### [What you will do]
Locate every line that holds the string "change" and copy it.

[Extracted data entries]
● ● ● ●
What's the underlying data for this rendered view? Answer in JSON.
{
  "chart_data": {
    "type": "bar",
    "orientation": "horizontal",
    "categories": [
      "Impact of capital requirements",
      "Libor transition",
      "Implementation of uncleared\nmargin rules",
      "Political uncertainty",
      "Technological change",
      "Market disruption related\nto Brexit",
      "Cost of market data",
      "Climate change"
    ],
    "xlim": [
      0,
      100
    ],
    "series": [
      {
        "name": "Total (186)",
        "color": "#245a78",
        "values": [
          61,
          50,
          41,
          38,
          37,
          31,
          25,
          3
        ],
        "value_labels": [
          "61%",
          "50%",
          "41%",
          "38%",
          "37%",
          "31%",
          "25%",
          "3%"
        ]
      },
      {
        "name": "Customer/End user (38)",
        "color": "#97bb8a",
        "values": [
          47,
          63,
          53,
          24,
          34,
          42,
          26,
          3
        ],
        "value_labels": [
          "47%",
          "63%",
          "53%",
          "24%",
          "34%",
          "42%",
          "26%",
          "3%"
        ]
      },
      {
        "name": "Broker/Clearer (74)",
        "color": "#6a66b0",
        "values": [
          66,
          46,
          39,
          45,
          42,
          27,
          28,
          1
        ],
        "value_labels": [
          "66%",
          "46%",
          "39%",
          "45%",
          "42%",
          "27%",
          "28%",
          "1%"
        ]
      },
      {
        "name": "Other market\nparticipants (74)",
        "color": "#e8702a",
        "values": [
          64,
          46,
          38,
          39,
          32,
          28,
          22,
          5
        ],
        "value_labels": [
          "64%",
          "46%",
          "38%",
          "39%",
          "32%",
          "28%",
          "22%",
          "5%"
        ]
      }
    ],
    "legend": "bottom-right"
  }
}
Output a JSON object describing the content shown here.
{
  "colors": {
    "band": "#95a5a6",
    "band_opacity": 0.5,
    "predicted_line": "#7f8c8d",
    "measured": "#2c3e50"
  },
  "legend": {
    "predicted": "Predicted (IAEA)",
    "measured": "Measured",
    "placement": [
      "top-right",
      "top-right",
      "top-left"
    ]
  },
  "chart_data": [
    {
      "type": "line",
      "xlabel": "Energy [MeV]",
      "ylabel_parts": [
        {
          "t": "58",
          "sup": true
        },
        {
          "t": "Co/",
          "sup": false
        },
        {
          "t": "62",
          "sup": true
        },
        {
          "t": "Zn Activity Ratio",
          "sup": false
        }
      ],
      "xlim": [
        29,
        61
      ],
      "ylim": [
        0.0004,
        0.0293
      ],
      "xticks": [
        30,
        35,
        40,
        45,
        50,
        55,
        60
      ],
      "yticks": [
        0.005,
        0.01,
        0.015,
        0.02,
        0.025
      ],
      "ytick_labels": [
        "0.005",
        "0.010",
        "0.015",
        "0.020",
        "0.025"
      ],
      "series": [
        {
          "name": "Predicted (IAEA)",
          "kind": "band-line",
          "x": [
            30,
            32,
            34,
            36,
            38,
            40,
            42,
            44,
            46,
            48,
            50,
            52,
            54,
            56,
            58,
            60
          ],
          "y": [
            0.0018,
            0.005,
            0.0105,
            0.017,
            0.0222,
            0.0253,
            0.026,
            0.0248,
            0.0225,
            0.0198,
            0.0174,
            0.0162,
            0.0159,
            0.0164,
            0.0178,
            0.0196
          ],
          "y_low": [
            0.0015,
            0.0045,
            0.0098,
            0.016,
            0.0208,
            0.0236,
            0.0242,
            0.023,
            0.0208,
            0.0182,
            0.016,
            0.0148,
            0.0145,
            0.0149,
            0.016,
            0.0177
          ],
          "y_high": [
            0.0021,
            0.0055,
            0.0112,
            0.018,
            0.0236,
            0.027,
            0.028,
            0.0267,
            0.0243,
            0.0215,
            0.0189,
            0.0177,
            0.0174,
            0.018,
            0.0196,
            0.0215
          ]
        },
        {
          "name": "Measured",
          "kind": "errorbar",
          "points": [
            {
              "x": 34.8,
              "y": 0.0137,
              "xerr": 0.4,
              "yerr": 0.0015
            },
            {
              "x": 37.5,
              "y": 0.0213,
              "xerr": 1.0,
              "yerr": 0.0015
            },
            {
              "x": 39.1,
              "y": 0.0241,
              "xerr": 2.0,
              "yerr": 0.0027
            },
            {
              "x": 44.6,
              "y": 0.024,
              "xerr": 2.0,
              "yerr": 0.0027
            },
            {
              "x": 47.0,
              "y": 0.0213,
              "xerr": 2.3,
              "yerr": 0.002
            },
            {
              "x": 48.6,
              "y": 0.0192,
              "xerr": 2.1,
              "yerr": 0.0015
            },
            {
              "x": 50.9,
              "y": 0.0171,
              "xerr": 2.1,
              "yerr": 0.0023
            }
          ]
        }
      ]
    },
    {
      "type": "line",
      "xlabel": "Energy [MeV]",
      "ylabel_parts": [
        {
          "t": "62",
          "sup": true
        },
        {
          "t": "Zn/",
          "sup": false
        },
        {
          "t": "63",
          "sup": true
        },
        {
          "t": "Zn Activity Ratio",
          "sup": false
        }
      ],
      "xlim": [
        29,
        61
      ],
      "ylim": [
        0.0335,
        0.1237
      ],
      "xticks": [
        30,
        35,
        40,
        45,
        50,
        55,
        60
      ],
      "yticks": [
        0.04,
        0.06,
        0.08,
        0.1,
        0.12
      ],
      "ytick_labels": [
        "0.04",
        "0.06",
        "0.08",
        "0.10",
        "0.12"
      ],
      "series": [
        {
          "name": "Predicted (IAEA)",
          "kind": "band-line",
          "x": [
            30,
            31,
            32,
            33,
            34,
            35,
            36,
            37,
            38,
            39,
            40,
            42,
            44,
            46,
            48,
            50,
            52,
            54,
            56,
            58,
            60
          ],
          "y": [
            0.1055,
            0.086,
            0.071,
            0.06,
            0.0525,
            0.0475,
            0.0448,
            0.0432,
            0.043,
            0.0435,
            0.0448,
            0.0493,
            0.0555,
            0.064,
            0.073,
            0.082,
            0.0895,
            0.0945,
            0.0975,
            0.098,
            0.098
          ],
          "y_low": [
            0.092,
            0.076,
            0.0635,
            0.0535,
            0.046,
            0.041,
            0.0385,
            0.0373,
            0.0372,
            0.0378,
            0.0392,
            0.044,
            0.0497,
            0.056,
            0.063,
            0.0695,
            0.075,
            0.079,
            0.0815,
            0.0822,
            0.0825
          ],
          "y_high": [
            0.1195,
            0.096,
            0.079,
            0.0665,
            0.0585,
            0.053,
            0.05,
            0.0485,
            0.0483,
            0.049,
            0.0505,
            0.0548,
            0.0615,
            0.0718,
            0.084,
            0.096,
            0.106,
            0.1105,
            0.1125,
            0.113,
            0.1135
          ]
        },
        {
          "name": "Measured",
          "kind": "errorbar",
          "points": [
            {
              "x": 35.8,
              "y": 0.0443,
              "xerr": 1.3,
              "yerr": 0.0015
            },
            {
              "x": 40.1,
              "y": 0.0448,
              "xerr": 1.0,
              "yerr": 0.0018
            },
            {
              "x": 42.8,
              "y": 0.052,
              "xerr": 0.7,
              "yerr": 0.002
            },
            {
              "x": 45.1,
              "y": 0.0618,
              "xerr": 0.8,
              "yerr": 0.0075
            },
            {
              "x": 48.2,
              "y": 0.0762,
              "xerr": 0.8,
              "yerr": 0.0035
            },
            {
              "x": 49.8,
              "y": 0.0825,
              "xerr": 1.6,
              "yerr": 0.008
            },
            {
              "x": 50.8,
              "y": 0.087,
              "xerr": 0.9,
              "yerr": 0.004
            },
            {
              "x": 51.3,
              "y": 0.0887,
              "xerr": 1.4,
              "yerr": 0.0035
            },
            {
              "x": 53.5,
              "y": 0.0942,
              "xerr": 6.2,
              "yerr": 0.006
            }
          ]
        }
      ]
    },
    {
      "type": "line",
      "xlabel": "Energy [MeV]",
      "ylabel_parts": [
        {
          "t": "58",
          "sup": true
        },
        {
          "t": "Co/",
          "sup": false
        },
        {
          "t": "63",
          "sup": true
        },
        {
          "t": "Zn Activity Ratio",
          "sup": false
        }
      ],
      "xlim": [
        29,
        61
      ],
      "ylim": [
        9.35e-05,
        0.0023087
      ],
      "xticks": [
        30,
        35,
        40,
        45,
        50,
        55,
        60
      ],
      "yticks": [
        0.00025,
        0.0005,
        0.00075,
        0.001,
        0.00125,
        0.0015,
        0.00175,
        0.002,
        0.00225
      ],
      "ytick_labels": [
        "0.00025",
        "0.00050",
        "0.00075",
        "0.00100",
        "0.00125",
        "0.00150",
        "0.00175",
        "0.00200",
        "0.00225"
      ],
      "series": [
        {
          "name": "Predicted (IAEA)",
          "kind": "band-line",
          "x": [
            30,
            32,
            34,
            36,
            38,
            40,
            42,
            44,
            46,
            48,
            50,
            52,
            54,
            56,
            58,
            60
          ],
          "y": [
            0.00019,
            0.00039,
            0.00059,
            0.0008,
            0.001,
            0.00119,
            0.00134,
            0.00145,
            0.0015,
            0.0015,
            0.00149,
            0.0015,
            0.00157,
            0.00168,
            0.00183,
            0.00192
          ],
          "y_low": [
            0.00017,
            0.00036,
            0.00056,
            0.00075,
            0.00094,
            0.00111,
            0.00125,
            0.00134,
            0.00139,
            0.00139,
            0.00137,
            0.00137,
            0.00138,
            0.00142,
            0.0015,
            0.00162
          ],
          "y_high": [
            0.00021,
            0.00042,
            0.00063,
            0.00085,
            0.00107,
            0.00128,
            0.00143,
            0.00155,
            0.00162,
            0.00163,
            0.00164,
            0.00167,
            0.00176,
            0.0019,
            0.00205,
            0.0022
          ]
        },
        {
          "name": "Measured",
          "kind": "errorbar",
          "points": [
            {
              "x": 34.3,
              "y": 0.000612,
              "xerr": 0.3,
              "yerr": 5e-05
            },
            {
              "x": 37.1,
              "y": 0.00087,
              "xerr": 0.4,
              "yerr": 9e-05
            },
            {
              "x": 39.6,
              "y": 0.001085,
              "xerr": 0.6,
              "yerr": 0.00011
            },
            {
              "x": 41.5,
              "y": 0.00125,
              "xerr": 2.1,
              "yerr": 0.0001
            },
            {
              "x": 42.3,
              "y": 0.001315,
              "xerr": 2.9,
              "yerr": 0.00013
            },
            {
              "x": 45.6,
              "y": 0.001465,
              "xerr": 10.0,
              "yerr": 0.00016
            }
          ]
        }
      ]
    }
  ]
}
● ● ● ●
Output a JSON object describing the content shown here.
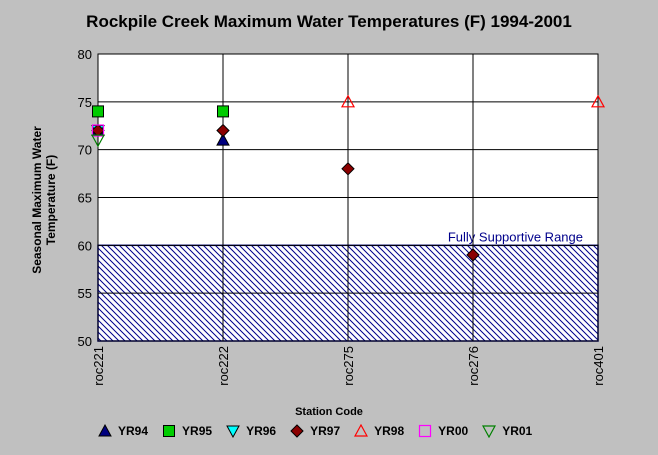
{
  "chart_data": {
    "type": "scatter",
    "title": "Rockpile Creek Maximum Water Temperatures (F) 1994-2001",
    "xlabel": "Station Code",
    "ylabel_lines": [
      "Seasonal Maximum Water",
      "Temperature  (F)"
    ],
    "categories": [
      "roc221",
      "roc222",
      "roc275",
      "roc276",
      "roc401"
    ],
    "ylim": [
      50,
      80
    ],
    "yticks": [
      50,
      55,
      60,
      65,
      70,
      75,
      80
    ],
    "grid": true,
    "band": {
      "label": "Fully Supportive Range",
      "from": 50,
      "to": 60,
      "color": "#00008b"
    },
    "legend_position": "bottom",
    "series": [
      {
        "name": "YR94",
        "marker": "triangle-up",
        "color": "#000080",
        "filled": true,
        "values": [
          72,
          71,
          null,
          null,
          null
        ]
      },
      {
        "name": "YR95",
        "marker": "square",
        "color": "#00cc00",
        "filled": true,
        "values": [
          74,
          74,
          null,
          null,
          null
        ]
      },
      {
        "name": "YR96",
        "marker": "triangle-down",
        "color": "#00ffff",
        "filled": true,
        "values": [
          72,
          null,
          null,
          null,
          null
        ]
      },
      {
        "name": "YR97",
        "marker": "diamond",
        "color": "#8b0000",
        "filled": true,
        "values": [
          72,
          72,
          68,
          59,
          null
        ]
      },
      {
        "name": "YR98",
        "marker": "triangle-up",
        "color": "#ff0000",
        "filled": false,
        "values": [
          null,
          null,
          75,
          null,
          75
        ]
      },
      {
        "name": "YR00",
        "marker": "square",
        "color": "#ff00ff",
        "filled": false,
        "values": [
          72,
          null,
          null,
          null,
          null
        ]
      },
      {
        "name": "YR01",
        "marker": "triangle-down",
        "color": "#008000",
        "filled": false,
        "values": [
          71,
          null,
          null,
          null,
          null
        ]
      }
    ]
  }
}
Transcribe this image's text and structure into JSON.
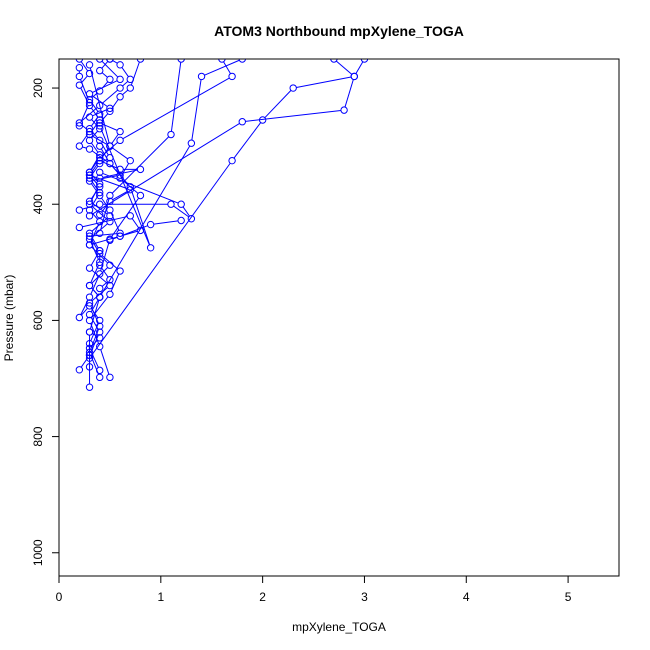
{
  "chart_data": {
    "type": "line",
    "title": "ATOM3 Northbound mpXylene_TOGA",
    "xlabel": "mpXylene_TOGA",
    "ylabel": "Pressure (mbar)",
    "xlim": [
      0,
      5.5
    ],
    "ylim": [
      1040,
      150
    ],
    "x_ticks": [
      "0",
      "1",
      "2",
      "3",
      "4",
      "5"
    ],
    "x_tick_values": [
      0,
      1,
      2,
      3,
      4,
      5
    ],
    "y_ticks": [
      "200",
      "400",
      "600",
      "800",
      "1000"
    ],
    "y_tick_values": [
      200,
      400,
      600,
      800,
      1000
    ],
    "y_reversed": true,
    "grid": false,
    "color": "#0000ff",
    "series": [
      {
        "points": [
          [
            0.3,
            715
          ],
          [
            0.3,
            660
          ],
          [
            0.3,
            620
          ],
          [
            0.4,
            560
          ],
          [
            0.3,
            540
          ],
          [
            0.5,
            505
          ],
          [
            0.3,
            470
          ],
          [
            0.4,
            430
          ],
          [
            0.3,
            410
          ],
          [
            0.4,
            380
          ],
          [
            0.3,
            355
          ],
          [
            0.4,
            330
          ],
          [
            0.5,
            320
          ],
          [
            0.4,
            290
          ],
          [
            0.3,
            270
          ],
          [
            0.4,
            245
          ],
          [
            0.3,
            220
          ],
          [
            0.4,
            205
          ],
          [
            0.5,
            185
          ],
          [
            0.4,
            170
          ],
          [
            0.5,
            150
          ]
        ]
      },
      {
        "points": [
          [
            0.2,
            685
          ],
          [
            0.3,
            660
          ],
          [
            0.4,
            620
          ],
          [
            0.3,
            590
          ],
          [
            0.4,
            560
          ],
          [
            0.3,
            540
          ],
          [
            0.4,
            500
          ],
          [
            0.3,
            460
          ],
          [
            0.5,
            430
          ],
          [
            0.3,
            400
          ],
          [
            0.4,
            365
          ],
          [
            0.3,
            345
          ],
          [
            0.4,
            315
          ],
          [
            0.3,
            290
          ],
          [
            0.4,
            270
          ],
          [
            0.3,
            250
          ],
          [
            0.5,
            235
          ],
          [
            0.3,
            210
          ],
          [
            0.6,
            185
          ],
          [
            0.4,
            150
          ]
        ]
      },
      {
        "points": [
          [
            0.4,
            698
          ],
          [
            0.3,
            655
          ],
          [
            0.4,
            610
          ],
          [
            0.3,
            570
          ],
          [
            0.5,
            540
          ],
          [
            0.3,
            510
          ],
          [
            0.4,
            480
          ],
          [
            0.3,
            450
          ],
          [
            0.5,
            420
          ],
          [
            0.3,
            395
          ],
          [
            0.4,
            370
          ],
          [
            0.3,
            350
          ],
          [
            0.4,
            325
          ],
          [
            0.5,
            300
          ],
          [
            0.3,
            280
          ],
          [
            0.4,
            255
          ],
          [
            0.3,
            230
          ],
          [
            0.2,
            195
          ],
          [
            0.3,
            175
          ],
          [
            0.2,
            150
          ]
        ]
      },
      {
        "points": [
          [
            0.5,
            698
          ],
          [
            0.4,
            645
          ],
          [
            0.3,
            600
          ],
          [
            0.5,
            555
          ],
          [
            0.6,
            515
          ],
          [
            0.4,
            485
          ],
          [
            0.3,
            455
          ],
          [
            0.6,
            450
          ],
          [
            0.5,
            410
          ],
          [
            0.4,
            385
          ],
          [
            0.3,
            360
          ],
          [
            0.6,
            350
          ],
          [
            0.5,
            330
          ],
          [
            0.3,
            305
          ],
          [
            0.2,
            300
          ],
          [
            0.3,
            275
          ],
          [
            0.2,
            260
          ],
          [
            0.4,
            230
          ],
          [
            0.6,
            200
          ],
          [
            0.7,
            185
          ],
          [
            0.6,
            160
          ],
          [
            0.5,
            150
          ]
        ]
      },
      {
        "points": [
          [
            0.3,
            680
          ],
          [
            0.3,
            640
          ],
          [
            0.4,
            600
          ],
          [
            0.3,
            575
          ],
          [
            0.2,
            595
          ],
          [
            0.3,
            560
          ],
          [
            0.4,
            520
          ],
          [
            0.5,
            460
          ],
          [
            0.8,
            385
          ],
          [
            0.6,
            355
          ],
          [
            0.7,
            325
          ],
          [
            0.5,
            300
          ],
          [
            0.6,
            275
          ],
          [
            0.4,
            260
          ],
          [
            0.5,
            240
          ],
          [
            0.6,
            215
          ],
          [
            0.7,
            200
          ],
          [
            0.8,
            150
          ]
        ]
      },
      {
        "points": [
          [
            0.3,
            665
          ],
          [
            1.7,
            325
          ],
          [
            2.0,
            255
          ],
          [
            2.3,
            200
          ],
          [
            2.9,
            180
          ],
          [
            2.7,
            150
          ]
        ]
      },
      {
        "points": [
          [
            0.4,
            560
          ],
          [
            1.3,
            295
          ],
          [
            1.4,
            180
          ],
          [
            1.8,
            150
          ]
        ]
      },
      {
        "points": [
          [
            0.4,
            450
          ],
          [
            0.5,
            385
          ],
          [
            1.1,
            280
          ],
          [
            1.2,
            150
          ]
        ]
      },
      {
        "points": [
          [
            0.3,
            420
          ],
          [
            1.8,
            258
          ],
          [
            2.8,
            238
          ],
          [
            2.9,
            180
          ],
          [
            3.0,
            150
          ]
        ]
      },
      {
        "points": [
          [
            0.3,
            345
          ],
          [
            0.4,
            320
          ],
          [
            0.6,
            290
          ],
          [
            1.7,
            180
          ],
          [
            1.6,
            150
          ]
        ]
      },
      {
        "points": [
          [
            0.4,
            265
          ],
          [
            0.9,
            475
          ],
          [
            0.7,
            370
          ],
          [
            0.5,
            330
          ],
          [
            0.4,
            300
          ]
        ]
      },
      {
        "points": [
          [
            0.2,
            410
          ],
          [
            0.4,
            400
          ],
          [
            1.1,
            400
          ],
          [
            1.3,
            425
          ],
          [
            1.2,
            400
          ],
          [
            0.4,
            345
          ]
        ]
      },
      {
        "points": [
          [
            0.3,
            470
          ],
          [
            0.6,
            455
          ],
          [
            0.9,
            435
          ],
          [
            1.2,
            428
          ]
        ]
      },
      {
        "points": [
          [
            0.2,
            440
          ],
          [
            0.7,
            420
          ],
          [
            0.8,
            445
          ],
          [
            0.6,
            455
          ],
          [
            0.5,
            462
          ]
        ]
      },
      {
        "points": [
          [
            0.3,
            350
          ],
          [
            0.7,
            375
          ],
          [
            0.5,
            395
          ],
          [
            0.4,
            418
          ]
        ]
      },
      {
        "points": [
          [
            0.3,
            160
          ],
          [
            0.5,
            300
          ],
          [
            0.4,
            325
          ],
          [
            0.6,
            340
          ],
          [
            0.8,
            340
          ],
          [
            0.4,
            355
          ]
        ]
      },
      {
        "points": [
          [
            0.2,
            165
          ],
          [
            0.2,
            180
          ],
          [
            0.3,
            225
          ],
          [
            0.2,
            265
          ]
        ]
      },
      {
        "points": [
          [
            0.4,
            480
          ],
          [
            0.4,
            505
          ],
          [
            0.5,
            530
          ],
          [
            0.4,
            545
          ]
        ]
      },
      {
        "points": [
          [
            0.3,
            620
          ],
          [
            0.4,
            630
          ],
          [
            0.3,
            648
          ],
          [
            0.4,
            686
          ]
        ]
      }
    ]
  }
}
● ● ● ●
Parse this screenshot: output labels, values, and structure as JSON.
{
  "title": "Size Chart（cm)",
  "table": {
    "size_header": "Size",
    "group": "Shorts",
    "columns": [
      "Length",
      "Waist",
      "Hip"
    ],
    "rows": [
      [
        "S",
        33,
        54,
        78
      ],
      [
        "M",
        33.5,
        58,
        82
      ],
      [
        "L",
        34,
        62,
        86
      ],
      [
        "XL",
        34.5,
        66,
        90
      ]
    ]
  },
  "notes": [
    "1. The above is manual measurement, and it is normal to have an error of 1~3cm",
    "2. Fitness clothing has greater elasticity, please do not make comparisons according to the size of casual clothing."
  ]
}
● ● ● ●
### [Final result]
      "Technological change",
      "Climate change"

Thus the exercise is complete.